### Instructions to follow
Lines containing "perp" are to be counted. Give the number and nothing more.

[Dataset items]
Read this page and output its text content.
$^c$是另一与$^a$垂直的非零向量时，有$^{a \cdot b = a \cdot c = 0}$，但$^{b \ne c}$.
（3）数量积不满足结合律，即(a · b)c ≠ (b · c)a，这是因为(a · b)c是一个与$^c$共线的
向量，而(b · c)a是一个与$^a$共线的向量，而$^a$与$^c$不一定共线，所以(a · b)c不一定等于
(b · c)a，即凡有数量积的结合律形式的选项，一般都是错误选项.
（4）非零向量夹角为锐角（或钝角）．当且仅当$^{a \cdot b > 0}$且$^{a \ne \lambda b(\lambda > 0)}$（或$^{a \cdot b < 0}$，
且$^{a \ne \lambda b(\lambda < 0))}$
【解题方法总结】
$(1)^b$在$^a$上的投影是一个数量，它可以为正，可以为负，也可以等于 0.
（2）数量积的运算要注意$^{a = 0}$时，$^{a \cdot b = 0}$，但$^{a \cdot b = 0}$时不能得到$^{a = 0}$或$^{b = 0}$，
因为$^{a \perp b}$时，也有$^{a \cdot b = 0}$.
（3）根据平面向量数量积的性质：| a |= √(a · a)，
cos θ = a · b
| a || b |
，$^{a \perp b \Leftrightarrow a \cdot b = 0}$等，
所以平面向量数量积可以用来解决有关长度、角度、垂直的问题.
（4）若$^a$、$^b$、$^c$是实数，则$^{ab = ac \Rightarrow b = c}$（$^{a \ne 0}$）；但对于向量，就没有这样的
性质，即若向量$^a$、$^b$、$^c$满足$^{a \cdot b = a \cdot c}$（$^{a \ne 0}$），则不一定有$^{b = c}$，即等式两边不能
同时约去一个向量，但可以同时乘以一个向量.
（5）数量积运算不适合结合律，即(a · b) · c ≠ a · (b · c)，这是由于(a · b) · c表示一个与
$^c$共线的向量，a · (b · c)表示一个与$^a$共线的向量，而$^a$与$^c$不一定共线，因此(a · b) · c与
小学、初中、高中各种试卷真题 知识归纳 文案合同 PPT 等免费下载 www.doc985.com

### Answer below
2